● **SELECTED TEXT**

One of the biggest challenges in discerning a user’s commands over ambient noise is overcoming the HomePod itself: Apple’s speaker can perform at very high volumes, and its microphones are immediately adjacent to the noise sources. Consequently, the company explains, there’s no way to completely remove the HomePod’s own audio from the microphones — only part of it.
Instead, Apple used actual echo recordings to train a deep neural network on HomePod-specific speaker and vibration echoes, creating a residual echo suppression system that’s uniquely capable of cancelling out HomePod’s own sounds. It also applies a reverberation removal model specific to the room’s characteristics, as measured continuously by the speaker.
Another interesting trick uses beamforming to determine where the speaking user is located, focus the microphones on that person, and apply sonic masking to filter out noises from other sources. Apple built a system that makes judgments about local speech and noise statistics based solely on the microphones’ current and past signals, focusing on the speech while trying to cancel out interference. It then trained the neural network using a variety of common noises that ranged from diffuse to directional, speech to noise, so that the filtering could apply to a large number of interference sources.

Document structure recognition rows
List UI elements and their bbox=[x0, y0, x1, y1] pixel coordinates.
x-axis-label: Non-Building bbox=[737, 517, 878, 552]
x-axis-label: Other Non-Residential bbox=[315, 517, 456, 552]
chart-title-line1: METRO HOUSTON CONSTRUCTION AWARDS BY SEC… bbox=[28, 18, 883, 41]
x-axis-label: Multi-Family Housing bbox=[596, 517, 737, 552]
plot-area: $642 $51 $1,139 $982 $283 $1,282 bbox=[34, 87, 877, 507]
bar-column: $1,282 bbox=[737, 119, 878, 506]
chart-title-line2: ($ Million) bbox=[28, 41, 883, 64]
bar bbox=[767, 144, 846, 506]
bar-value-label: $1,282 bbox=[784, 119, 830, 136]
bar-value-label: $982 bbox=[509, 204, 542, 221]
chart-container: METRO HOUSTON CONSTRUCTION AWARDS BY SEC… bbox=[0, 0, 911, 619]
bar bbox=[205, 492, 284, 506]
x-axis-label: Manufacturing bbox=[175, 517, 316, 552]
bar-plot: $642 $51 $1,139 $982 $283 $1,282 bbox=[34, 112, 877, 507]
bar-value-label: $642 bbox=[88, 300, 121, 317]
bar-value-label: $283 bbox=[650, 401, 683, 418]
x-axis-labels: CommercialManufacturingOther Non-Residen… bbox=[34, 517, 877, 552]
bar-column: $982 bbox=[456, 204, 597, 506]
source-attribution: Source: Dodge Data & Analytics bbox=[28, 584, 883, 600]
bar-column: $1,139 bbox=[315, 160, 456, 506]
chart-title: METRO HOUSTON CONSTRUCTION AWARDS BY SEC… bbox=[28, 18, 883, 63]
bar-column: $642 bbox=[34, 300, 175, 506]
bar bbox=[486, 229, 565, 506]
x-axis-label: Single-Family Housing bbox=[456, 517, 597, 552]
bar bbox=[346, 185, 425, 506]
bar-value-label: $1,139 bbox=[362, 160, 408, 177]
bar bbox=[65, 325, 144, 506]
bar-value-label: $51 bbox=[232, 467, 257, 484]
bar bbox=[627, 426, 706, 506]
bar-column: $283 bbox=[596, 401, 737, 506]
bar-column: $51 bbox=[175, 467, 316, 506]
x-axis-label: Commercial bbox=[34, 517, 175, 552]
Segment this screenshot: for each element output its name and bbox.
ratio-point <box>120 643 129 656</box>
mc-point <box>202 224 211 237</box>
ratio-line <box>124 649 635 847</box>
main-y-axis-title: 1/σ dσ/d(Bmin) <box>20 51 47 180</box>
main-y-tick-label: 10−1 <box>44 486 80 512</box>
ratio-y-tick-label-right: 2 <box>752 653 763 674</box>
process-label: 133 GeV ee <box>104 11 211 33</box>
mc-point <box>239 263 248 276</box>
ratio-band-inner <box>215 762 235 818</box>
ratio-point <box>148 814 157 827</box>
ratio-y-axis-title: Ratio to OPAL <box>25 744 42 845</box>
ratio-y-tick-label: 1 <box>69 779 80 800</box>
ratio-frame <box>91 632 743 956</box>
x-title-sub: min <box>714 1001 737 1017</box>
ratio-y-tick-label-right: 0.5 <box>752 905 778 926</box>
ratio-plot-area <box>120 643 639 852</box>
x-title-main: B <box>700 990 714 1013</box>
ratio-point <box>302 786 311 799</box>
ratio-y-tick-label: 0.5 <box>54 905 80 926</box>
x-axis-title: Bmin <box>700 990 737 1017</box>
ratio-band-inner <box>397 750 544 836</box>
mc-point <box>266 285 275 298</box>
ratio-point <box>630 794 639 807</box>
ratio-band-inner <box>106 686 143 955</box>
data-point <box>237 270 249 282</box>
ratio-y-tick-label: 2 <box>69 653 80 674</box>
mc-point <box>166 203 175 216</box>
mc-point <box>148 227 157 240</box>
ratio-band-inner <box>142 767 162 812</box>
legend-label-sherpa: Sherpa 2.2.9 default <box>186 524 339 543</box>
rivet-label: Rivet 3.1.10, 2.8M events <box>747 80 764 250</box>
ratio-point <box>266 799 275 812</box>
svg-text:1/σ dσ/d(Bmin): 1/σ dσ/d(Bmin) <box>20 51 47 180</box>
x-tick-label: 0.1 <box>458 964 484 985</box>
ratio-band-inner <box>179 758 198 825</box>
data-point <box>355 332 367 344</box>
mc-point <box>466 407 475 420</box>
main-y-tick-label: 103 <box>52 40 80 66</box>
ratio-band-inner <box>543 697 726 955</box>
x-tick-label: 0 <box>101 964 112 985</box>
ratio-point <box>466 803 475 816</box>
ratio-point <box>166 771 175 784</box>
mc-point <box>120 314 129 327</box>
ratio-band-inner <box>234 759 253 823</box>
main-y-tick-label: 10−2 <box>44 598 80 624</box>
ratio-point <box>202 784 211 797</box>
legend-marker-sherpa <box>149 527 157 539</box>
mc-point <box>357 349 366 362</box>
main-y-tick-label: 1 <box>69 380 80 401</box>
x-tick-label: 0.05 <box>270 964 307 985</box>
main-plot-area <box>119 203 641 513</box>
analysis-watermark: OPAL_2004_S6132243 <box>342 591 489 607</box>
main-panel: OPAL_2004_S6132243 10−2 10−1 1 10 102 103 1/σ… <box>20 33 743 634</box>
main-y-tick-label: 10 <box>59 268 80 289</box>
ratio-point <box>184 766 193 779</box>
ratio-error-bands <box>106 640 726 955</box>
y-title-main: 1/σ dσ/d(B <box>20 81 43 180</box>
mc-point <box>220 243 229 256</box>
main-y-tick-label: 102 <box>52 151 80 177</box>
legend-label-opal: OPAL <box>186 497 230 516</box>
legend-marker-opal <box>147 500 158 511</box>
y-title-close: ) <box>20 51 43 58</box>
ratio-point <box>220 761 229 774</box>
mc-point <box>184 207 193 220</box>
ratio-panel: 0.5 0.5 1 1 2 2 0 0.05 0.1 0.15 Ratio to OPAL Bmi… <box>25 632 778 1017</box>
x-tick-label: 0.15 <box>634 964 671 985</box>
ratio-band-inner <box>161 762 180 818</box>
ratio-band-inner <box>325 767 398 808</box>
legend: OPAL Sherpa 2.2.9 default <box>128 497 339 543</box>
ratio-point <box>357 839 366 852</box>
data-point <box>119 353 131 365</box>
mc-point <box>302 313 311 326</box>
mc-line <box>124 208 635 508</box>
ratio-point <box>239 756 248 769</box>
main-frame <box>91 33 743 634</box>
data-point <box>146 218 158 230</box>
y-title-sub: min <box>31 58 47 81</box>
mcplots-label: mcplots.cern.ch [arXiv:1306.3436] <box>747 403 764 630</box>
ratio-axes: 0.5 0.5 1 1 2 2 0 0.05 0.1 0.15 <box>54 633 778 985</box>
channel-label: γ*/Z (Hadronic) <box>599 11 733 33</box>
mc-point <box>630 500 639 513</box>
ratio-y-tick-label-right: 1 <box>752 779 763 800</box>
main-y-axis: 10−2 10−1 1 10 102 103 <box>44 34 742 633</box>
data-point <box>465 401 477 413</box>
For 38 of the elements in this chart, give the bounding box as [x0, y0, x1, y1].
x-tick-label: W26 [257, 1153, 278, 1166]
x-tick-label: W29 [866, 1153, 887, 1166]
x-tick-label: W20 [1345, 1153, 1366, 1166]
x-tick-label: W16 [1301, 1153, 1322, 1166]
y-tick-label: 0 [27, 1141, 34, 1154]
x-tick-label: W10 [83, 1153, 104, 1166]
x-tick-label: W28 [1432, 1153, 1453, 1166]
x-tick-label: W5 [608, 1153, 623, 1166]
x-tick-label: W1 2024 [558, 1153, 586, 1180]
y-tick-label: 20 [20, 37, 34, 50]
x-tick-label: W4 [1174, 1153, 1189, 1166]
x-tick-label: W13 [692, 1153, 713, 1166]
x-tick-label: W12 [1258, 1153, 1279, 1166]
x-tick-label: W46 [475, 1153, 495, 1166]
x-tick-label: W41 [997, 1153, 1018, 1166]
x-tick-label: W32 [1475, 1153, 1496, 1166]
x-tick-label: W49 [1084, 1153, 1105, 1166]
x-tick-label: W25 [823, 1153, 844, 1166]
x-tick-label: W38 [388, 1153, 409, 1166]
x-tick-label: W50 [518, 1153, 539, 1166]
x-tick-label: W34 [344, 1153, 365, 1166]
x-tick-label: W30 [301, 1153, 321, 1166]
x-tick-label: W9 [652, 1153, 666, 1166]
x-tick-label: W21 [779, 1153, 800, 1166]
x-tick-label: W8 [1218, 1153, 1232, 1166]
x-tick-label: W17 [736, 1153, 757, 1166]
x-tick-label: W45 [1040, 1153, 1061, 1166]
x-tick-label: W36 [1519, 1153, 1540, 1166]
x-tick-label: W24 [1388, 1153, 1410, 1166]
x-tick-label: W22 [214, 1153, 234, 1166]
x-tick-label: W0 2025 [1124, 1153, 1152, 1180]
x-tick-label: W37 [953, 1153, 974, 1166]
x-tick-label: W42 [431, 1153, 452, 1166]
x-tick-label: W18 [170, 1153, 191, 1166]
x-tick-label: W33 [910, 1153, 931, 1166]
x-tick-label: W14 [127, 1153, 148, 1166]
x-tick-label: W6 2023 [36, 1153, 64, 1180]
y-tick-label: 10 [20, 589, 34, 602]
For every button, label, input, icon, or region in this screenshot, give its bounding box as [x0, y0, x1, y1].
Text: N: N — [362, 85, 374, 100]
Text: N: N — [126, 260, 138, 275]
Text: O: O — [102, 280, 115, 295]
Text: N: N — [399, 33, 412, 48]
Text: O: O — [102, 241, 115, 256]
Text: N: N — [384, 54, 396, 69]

● **EXERCISE SET**
- 1) According to the HomePod passage, what did Apple use to train its deep neural network on HomePod-specific speaker and vibration echoes?
- 2) From the HomePod passage, extract the text from "Instead, Apple used" up to and including "by the speaker.".
The rows have nothing to do with what comes next.

● **ANSWERS FOR THE TASKS**
- 1) Actual echo recordings.

- 2)
Instead, Apple used actual echo recordings to train a deep neural network on HomePod-specific speaker and vibration echoes, creating a residual echo suppression system that’s uniquely capable of cancelling out HomePod’s own sounds. It also applies a reverberation removal model specific to the room’s characteristics, as measured continuously by the speaker.